▸ Exercise requirements
Below are some entries. Return exactly the lines from the one with "What's the underlying" through the final line, leaving out any pictures.

Figure content listings
** Start **
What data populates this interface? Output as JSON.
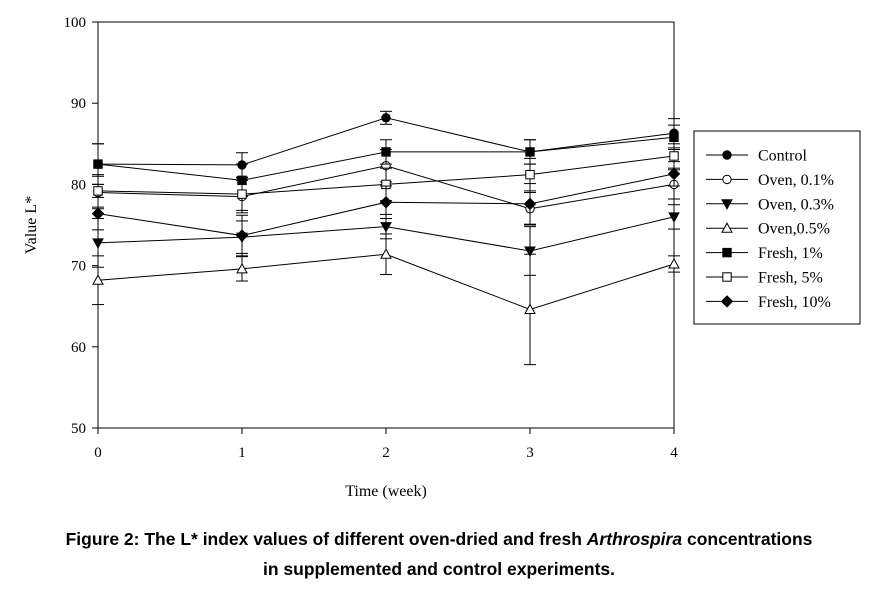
{
  "chart_data": {
    "type": "line",
    "xlabel": "Time (week)",
    "ylabel": "Value L*",
    "x": [
      0,
      1,
      2,
      3,
      4
    ],
    "xlim": [
      0,
      4
    ],
    "ylim": [
      50,
      100
    ],
    "xticks": [
      "0",
      "1",
      "2",
      "3",
      "4"
    ],
    "yticks": [
      "50",
      "60",
      "70",
      "80",
      "90",
      "100"
    ],
    "grid": false,
    "legend": "right",
    "error_bars": true,
    "series": [
      {
        "name": "Control",
        "marker": "circle-filled",
        "values": [
          82.5,
          82.4,
          88.2,
          84.0,
          86.3
        ],
        "err": [
          2.5,
          1.5,
          0.8,
          1.5,
          1.8
        ]
      },
      {
        "name": "Oven, 0.1%",
        "marker": "circle-open",
        "values": [
          79.0,
          78.5,
          82.3,
          77.0,
          80.0
        ],
        "err": [
          2.0,
          2.0,
          2.0,
          2.0,
          1.8
        ]
      },
      {
        "name": "Oven, 0.3%",
        "marker": "triangle-down-filled",
        "values": [
          72.8,
          73.5,
          74.8,
          71.8,
          76.0
        ],
        "err": [
          3.0,
          2.0,
          1.5,
          3.0,
          1.5
        ]
      },
      {
        "name": "Oven,0.5%",
        "marker": "triangle-open",
        "values": [
          68.2,
          69.6,
          71.4,
          64.6,
          70.2
        ],
        "err": [
          3.0,
          1.5,
          2.5,
          6.8,
          1.0
        ]
      },
      {
        "name": "Fresh, 1%",
        "marker": "square-filled",
        "values": [
          82.5,
          80.5,
          84.0,
          84.0,
          85.8
        ],
        "err": [
          2.5,
          2.0,
          1.5,
          1.5,
          1.5
        ]
      },
      {
        "name": "Fresh, 5%",
        "marker": "square-open",
        "values": [
          79.2,
          78.8,
          80.0,
          81.2,
          83.5
        ],
        "err": [
          2.0,
          2.0,
          2.0,
          2.0,
          1.5
        ]
      },
      {
        "name": "Fresh, 10%",
        "marker": "diamond-filled",
        "values": [
          76.4,
          73.7,
          77.8,
          77.6,
          81.3
        ],
        "err": [
          2.0,
          2.5,
          2.0,
          2.5,
          1.5
        ]
      }
    ]
  },
  "caption": {
    "prefix": "Figure 2: The L* index values of different oven-dried and fresh ",
    "italic": "Arthrospira",
    "suffix": " concentrations",
    "line2": "in supplemented and control experiments."
  }
}
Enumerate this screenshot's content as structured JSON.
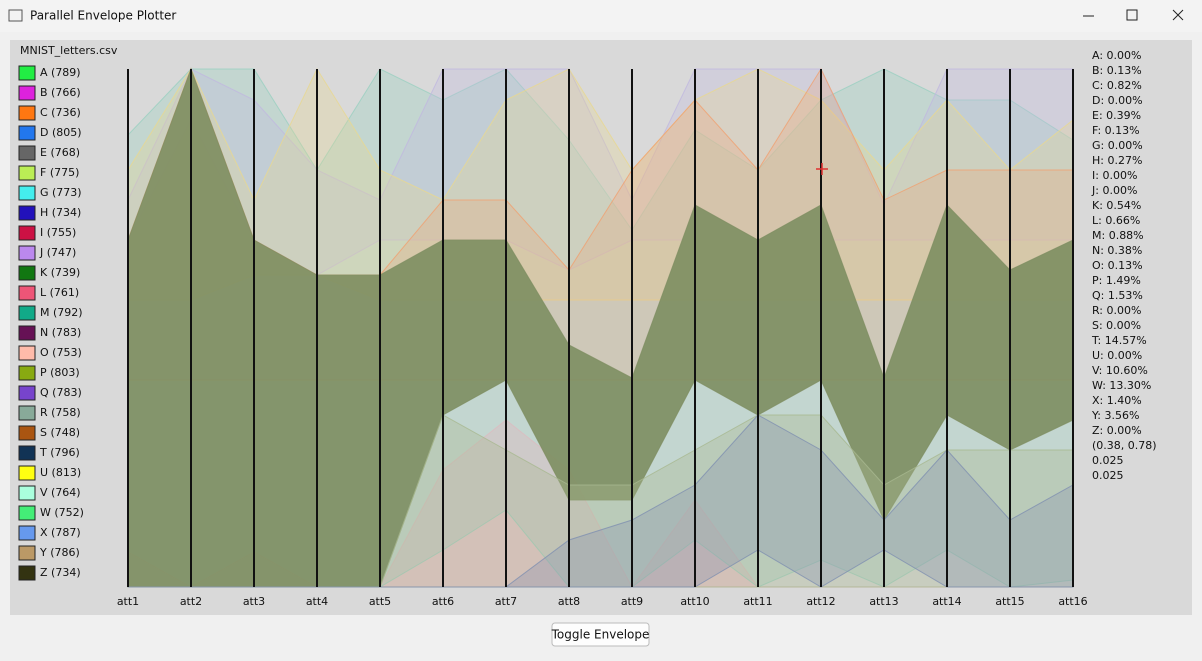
{
  "window": {
    "title": "Parallel Envelope Plotter"
  },
  "plot": {
    "file": "MNIST_letters.csv",
    "legend": [
      {
        "label": "A (789)",
        "color": "#22ee44"
      },
      {
        "label": "B (766)",
        "color": "#dd22dd"
      },
      {
        "label": "C (736)",
        "color": "#ff7711"
      },
      {
        "label": "D (805)",
        "color": "#2277ee"
      },
      {
        "label": "E (768)",
        "color": "#666666"
      },
      {
        "label": "F (775)",
        "color": "#bbee55"
      },
      {
        "label": "G (773)",
        "color": "#44eeee"
      },
      {
        "label": "H (734)",
        "color": "#2211bb"
      },
      {
        "label": "I (755)",
        "color": "#cc1144"
      },
      {
        "label": "J (747)",
        "color": "#bb88ee"
      },
      {
        "label": "K (739)",
        "color": "#117711"
      },
      {
        "label": "L (761)",
        "color": "#ee5577"
      },
      {
        "label": "M (792)",
        "color": "#11aa88"
      },
      {
        "label": "N (783)",
        "color": "#661155"
      },
      {
        "label": "O (753)",
        "color": "#ffbbaa"
      },
      {
        "label": "P (803)",
        "color": "#88aa11"
      },
      {
        "label": "Q (783)",
        "color": "#7744cc"
      },
      {
        "label": "R (758)",
        "color": "#88aa99"
      },
      {
        "label": "S (748)",
        "color": "#aa5511"
      },
      {
        "label": "T (796)",
        "color": "#113355"
      },
      {
        "label": "U (813)",
        "color": "#ffff11"
      },
      {
        "label": "V (764)",
        "color": "#aaffdd"
      },
      {
        "label": "W (752)",
        "color": "#44ee77"
      },
      {
        "label": "X (787)",
        "color": "#6699ee"
      },
      {
        "label": "Y (786)",
        "color": "#bb9966"
      },
      {
        "label": "Z (734)",
        "color": "#333311"
      }
    ],
    "axes": [
      "att1",
      "att2",
      "att3",
      "att4",
      "att5",
      "att6",
      "att7",
      "att8",
      "att9",
      "att10",
      "att11",
      "att12",
      "att13",
      "att14",
      "att15",
      "att16"
    ],
    "stats": [
      "A: 0.00%",
      "B: 0.13%",
      "C: 0.82%",
      "D: 0.00%",
      "E: 0.39%",
      "F: 0.13%",
      "G: 0.00%",
      "H: 0.27%",
      "I: 0.00%",
      "J: 0.00%",
      "K: 0.54%",
      "L: 0.66%",
      "M: 0.88%",
      "N: 0.38%",
      "O: 0.13%",
      "P: 1.49%",
      "Q: 1.53%",
      "R: 0.00%",
      "S: 0.00%",
      "T: 14.57%",
      "U: 0.00%",
      "V: 10.60%",
      "W: 13.30%",
      "X: 1.40%",
      "Y: 3.56%",
      "Z: 0.00%",
      "(0.38, 0.78)",
      "0.025",
      "0.025"
    ]
  },
  "button": "Toggle Envelope"
}
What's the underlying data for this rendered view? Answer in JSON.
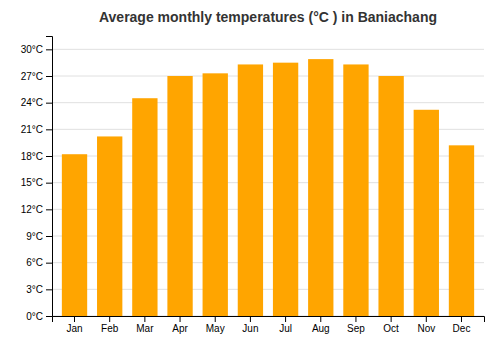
{
  "chart_data": {
    "type": "bar",
    "title": "Average monthly temperatures (°C ) in Baniachang",
    "categories": [
      "Jan",
      "Feb",
      "Mar",
      "Apr",
      "May",
      "Jun",
      "Jul",
      "Aug",
      "Sep",
      "Oct",
      "Nov",
      "Dec"
    ],
    "values": [
      18.2,
      20.2,
      24.5,
      27.0,
      27.3,
      28.3,
      28.5,
      28.9,
      28.3,
      27.0,
      23.2,
      19.2
    ],
    "color": "#FFA500",
    "ylim": [
      0,
      31.5
    ],
    "yticks": [
      {
        "value": 0,
        "label": "0°C"
      },
      {
        "value": 3,
        "label": "3°C"
      },
      {
        "value": 6,
        "label": "6°C"
      },
      {
        "value": 9,
        "label": "9°C"
      },
      {
        "value": 12,
        "label": "12°C"
      },
      {
        "value": 15,
        "label": "15°C"
      },
      {
        "value": 18,
        "label": "18°C"
      },
      {
        "value": 21,
        "label": "21°C"
      },
      {
        "value": 24,
        "label": "24°C"
      },
      {
        "value": 27,
        "label": "27°C"
      },
      {
        "value": 30,
        "label": "30°C"
      }
    ],
    "grid": true
  }
}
** End **
▸ Finished exercise
What's the underlying data for this rendered view? Answer in JSON.
{
  "chart_data": {
    "type": "bar",
    "title": "Average monthly temperatures (°C ) in Baniachang",
    "categories": [
      "Jan",
      "Feb",
      "Mar",
      "Apr",
      "May",
      "Jun",
      "Jul",
      "Aug",
      "Sep",
      "Oct",
      "Nov",
      "Dec"
    ],
    "values": [
      18.2,
      20.2,
      24.5,
      27.0,
      27.3,
      28.3,
      28.5,
      28.9,
      28.3,
      27.0,
      23.2,
      19.2
    ],
    "color": "#FFA500",
    "ylim": [
      0,
      31.5
    ],
    "yticks": [
      {
        "value": 0,
        "label": "0°C"
      },
      {
        "value": 3,
        "label": "3°C"
      },
      {
        "value": 6,
        "label": "6°C"
      },
      {
        "value": 9,
        "label": "9°C"
      },
      {
        "value": 12,
        "label": "12°C"
      },
      {
        "value": 15,
        "label": "15°C"
      },
      {
        "value": 18,
        "label": "18°C"
      },
      {
        "value": 21,
        "label": "21°C"
      },
      {
        "value": 24,
        "label": "24°C"
      },
      {
        "value": 27,
        "label": "27°C"
      },
      {
        "value": 30,
        "label": "30°C"
      }
    ],
    "grid": true
  }
}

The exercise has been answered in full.